**Given task:**
In the lines below, find the one that contains "OCR this image." and write it out exactly, along with every line that follows it.

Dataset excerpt
☆ ☆ ☆
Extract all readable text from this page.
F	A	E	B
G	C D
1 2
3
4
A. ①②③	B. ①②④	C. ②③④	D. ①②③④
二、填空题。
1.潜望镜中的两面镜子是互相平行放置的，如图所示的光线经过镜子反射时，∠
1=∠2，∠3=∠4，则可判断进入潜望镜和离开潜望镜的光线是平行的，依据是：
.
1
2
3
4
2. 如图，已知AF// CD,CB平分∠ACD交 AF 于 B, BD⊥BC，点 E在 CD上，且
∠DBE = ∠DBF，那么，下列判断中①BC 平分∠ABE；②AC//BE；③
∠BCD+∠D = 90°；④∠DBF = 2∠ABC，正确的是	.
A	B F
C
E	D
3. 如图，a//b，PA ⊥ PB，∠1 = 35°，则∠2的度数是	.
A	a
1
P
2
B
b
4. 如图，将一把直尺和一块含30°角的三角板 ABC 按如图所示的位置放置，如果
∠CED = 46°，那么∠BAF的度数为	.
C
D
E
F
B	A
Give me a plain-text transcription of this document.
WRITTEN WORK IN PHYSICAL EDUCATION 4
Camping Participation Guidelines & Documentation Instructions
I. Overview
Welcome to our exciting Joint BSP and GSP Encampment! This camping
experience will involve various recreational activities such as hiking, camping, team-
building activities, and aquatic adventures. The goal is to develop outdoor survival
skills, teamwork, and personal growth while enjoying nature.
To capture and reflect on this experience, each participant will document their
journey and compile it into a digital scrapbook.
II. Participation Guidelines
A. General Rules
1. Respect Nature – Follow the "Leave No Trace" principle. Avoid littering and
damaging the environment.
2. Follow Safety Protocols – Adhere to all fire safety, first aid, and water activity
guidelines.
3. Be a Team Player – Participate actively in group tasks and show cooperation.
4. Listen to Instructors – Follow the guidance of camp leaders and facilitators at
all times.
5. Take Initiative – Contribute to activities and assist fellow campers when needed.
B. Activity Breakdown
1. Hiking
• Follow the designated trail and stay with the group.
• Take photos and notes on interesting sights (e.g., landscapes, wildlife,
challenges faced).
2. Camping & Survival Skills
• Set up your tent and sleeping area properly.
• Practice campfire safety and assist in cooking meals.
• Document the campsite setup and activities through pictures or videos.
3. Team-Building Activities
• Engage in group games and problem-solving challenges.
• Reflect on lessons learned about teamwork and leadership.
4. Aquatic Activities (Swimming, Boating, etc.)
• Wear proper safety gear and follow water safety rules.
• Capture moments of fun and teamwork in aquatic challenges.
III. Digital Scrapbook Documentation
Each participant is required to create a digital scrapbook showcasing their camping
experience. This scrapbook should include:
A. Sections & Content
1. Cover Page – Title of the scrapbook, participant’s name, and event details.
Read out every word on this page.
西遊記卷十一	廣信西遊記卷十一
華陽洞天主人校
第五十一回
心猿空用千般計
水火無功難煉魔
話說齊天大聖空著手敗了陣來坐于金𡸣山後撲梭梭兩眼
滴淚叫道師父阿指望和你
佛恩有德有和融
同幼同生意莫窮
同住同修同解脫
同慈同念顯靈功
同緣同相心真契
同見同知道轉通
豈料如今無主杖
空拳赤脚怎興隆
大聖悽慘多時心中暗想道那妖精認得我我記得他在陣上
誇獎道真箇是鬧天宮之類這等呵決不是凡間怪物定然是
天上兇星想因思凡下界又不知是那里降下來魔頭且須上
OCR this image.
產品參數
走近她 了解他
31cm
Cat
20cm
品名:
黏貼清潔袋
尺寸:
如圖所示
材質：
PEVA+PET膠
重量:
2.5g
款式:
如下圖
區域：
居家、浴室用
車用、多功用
☆ ☆ ☆
**Result of this exercise:**
OCR this image.
產品參數
走近她 了解他
31cm
Cat
20cm
品名:
黏貼清潔袋
尺寸:
如圖所示
材質：
PEVA+PET膠
重量:
2.5g
款式:
如下圖
區域：
居家、浴室用
車用、多功用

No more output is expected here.